• Problem to solve:
Render the data from the line containing "230, 284, 245]" through the line containing "336, 460, 353]", inclusive, as a JSON list of strings with one string per line and blank lines omitted.

• Input rows:
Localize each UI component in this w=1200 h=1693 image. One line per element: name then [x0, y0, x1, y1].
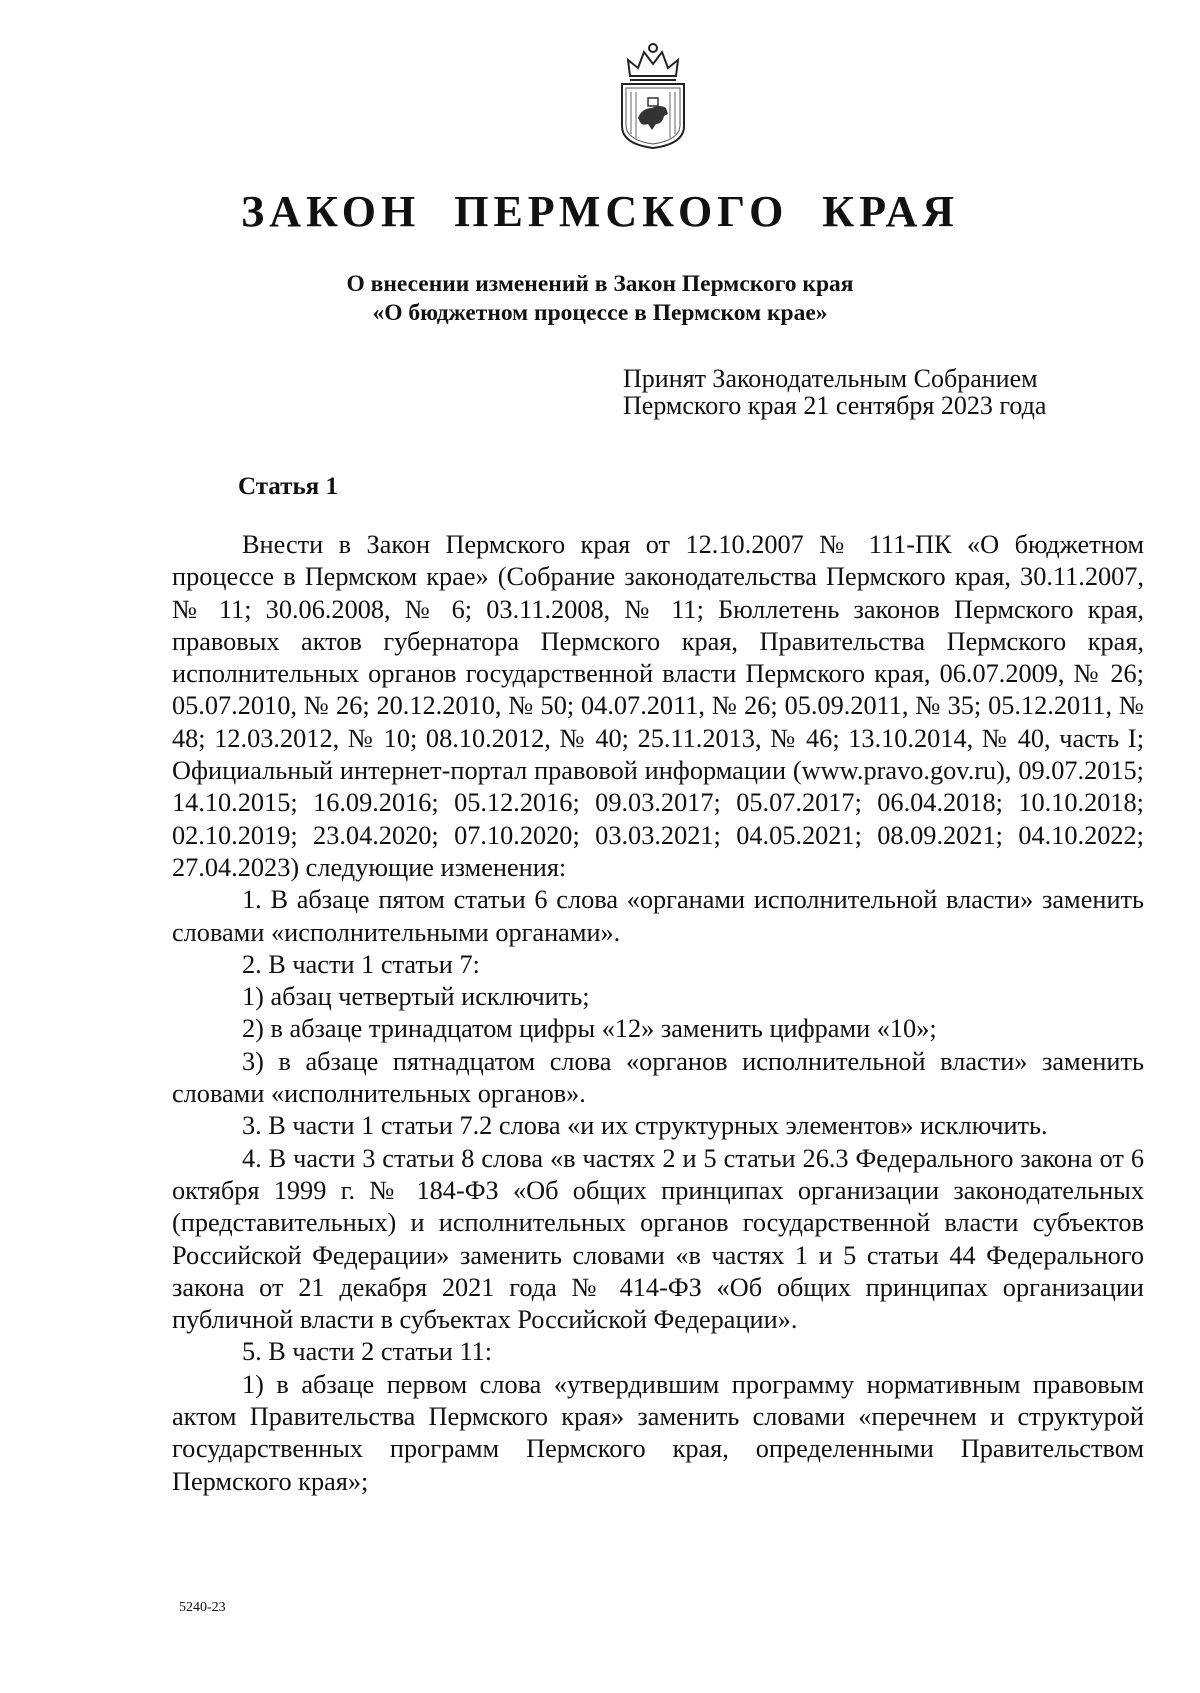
paragraph: 5. В части 2 статьи 11:	[242, 1337, 493, 1367]
paragraph: Внести в Закон Пермского края от 12.10.2007 № 111-ПК «О бюджетном процессе в Пермском крае» (Собрание законодательства Пермского края, 30.11.2007, № 11; 30.06.2008, № 6; 03.11.2008, № 11; Бюллетень законов Пермского края, правовых актов губернатора Пермского края, Правительства Пермского края, исполнительных органов государственной власти Пермского края, 06.07.2009, № 26; 05.07.2010, № 26; 20.12.2010, № 50; 04.07.2011, № 26; 05.09.2011, № 35; 05.12.2011, № 48; 12.03.2012, № 10; 08.10.2012, № 40; 25.11.2013, № 46; 13.10.2014, № 40, часть I; Официальный интернет-портал правовой информации (www.pravo.gov.ru), 09.07.2015; 14.10.2015; 16.09.2016; 05.12.2016; 09.03.2017; 05.07.2017; 06.04.2018; 10.10.2018; 02.10.2019; 23.04.2020; 07.10.2020; 03.03.2021; 04.05.2021; 08.09.2021; 04.10.2022; 27.04.2023) следующие изменения:	[172, 530, 1144, 882]
article-heading: Статья 1	[238, 473, 338, 500]
paragraph: 1. В абзаце пятом статьи 6 слова «органами исполнительной власти» заменить словами «исполнительными органами».	[172, 885, 1144, 947]
adoption-line-1: Принят Законодательным Собранием	[623, 364, 1038, 393]
paragraph: 1) в абзаце первом слова «утвердившим программу нормативным правовым актом Правительства Пермского края» заменить словами «перечнем и структурой государственных программ Пермского края, определенными Правительством Пермского края»;	[172, 1369, 1144, 1496]
subtitle-line-1: О внесении изменений в Закон Пермского края	[346, 271, 854, 297]
paragraph: 2) в абзаце тринадцатом цифры «12» заменить цифрами «10»;	[242, 1014, 937, 1044]
paragraph: 1) абзац четвертый исключить;	[242, 982, 590, 1012]
perm-krai-coat-of-arms-icon	[616, 38, 690, 150]
paragraph: 3. В части 1 статьи 7.2 слова «и их структурных элементов» исключить.	[242, 1111, 1048, 1141]
document-subtitle	[0, 270, 1200, 328]
adoption-line-2: Пермского края 21 сентября 2023 года	[623, 391, 1047, 420]
document-title: ЗАКОН ПЕРМСКОГО КРАЯ	[240, 187, 960, 236]
paragraph: 4. В части 3 статьи 8 слова «в частях 2 и 5 статьи 26.3 Федерального закона от 6 октября 1999 г. № 184-ФЗ «Об общих принципах организации законодательных (представительных) и исполнительных органов государственной власти субъектов Российской Федерации» заменить словами «в частях 1 и 5 статьи 44 Федерального закона от 21 декабря 2021 года № 414-ФЗ «Об общих принципах организации публичной власти в субъектах Российской Федерации».	[172, 1143, 1144, 1335]
paragraph: 3) в абзаце пятнадцатом слова «органов исполнительной власти» заменить словами «исполнительных органов».	[172, 1046, 1144, 1109]
adoption-note	[623, 365, 1046, 419]
subtitle-line-2: «О бюджетном процессе в Пермском крае»	[372, 300, 828, 326]
article-body	[172, 529, 1144, 1498]
document-number: 5240-23	[179, 1600, 226, 1615]
paragraph: 2. В части 1 статьи 7:	[242, 949, 480, 979]
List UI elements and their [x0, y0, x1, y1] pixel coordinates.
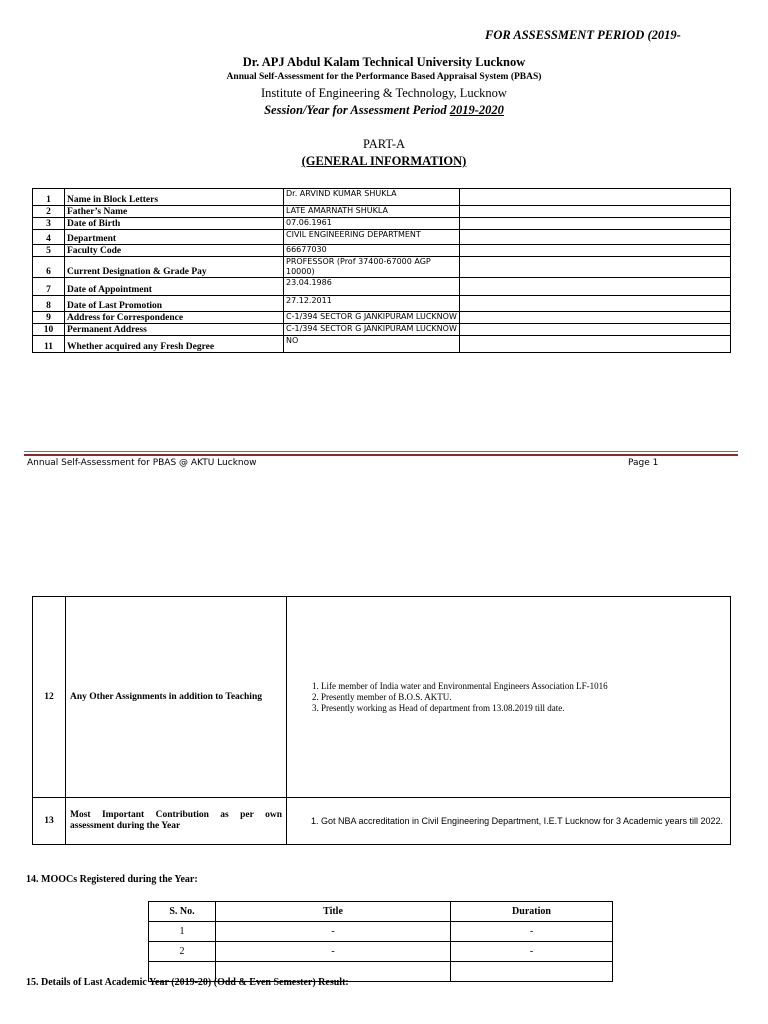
row-label: Department	[65, 230, 284, 245]
list-item: 2. Presently member of B.O.S. AKTU.	[321, 692, 724, 703]
row-content	[287, 597, 731, 798]
table-row	[33, 230, 731, 245]
list-item: 1. Life member of India water and Environmental Engineers Association LF-1016	[321, 681, 724, 692]
footer-left-text: Annual Self-Assessment for PBAS @ AKTU Lucknow	[27, 458, 257, 468]
row-spacer	[460, 257, 731, 278]
row-label: Father’s Name	[65, 206, 284, 218]
row-value: C-1/394 SECTOR G JANKIPURAM LUCKNOW	[284, 324, 460, 336]
table-row	[149, 942, 613, 962]
row-spacer	[460, 206, 731, 218]
table-row	[33, 597, 731, 798]
row-number: 10	[33, 324, 65, 336]
row-label: Date of Last Promotion	[65, 296, 284, 312]
row-number: 7	[33, 278, 65, 296]
footer-divider	[24, 451, 738, 452]
table-row	[33, 189, 731, 206]
row-label: Address for Correspondence	[65, 312, 284, 324]
table-row	[33, 245, 731, 257]
row-number: 4	[33, 230, 65, 245]
row-value: NO	[284, 336, 460, 353]
row-number: 12	[33, 597, 66, 798]
moocs-table	[148, 901, 613, 982]
part-title: (GENERAL INFORMATION)	[301, 154, 467, 168]
table-row	[33, 218, 731, 230]
row-number: 9	[33, 312, 65, 324]
row-value: 23.04.1986	[284, 278, 460, 296]
row-value: PROFESSOR (Prof 37400-67000 AGP 10000)	[284, 257, 460, 278]
table-row	[33, 798, 731, 845]
column-header: Duration	[451, 902, 613, 922]
table-row	[33, 336, 731, 353]
row-label: Date of Birth	[65, 218, 284, 230]
column-header: Title	[216, 902, 451, 922]
table-row	[33, 312, 731, 324]
row-number: 5	[33, 245, 65, 257]
university-title: Dr. APJ Abdul Kalam Technical University Lucknow	[242, 55, 526, 69]
session-line	[0, 103, 768, 118]
table-cell: -	[451, 942, 613, 962]
table-row	[33, 324, 731, 336]
table-cell: -	[216, 942, 451, 962]
row-spacer	[460, 312, 731, 324]
institute-name: Institute of Engineering & Technology, Lucknow	[261, 86, 507, 100]
row-value: Dr. ARVIND KUMAR SHUKLA	[284, 189, 460, 206]
row-value: 07.06.1961	[284, 218, 460, 230]
row-label: Name in Block Letters	[65, 189, 284, 206]
row-number: 2	[33, 206, 65, 218]
session-year: 2019-2020	[449, 103, 504, 117]
row-spacer	[460, 245, 731, 257]
row-label: Whether acquired any Fresh Degree	[65, 336, 284, 353]
table-row	[149, 922, 613, 942]
row-spacer	[460, 296, 731, 312]
row-number: 8	[33, 296, 65, 312]
assessment-period-header: FOR ASSESSMENT PERIOD (2019-	[485, 28, 681, 42]
column-header: S. No.	[149, 902, 216, 922]
footer-page-number: Page 1	[628, 458, 659, 468]
row-value: 27.12.2011	[284, 296, 460, 312]
row-value: 66677030	[284, 245, 460, 257]
row-number: 13	[33, 798, 66, 845]
table-cell: 1	[149, 922, 216, 942]
row-spacer	[460, 230, 731, 245]
row-number: 1	[33, 189, 65, 206]
list-item: 3. Presently working as Head of department from 13.08.2019 till date.	[321, 703, 724, 714]
row-label: Any Other Assignments in addition to Teaching	[66, 597, 287, 798]
table-cell	[451, 962, 613, 982]
list-item: 1. Got NBA accreditation in Civil Engineering Department, I.E.T Lucknow for 3 Academic years till 2022.	[321, 816, 724, 827]
table-row	[33, 206, 731, 218]
assignments-list	[293, 681, 724, 714]
row-spacer	[460, 324, 731, 336]
table-cell: 2	[149, 942, 216, 962]
results-heading: 15. Details of Last Academic Year (2019-20) (Odd & Even Semester) Result:	[26, 977, 349, 988]
table-row	[33, 278, 731, 296]
row-number: 6	[33, 257, 65, 278]
contribution-list	[293, 816, 724, 827]
row-spacer	[460, 218, 731, 230]
row-label: Date of Appointment	[65, 278, 284, 296]
row-value: LATE AMARNATH SHUKLA	[284, 206, 460, 218]
table-cell: -	[451, 922, 613, 942]
row-spacer	[460, 189, 731, 206]
table-cell: -	[216, 922, 451, 942]
table-row	[33, 296, 731, 312]
row-label: Current Designation & Grade Pay	[65, 257, 284, 278]
row-number: 11	[33, 336, 65, 353]
row-label: Permanent Address	[65, 324, 284, 336]
session-label: Session/Year for Assessment Period	[264, 103, 450, 117]
table-header-row	[149, 902, 613, 922]
row-spacer	[460, 336, 731, 353]
table-row	[33, 257, 731, 278]
row-spacer	[460, 278, 731, 296]
row-content	[287, 798, 731, 845]
part-label: PART-A	[362, 137, 406, 151]
general-info-table	[32, 188, 731, 353]
row-value: CIVIL ENGINEERING DEPARTMENT	[284, 230, 460, 245]
moocs-heading: 14. MOOCs Registered during the Year:	[26, 874, 198, 885]
row-number: 3	[33, 218, 65, 230]
row-label: Most Important Contribution as per own assessment during the Year	[66, 798, 287, 845]
form-subtitle: Annual Self-Assessment for the Performance Based Appraisal System (PBAS)	[226, 72, 542, 82]
row-value: C-1/394 SECTOR G JANKIPURAM LUCKNOW	[284, 312, 460, 324]
row-label: Faculty Code	[65, 245, 284, 257]
footer-divider-thick	[24, 454, 738, 456]
assignments-table	[32, 596, 731, 845]
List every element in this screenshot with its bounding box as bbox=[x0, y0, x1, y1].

• Solution below:
[
  "row-label: Department\t[65, 230, 284, 245]",
  "list-item: 2. Presently member of B.O.S. AKTU.\t[321, 692, 724, 703]",
  "row-content\t[287, 597, 731, 798]",
  "table-row\t[33, 230, 731, 245]",
  "list-item: 1. Life member of India water and Environmental Engineers Association LF-1016\t[321, 681, 724, 692]",
  "footer-left-text: Annual Self-Assessment for PBAS @ AKTU Lucknow\t[27, 458, 257, 468]",
  "row-spacer\t[460, 257, 731, 278]",
  "row-label: Father’s Name\t[65, 206, 284, 218]",
  "row-value: C-1/394 SECTOR G JANKIPURAM LUCKNOW\t[284, 324, 460, 336]",
  "table-row\t[149, 942, 613, 962]",
  "row-spacer\t[460, 206, 731, 218]",
  "table-row\t[33, 597, 731, 798]",
  "row-number: 10\t[33, 324, 65, 336]",
  "row-label: Date of Last Promotion\t[65, 296, 284, 312]",
  "row-number: 7\t[33, 278, 65, 296]",
  "footer-divider\t[24, 451, 738, 452]",
  "table-row\t[33, 189, 731, 206]",
  "row-label: Address for Correspondence\t[65, 312, 284, 324]",
  "table-row\t[33, 245, 731, 257]",
  "row-number: 4\t[33, 230, 65, 245]",
  "row-value: NO\t[284, 336, 460, 353]"
]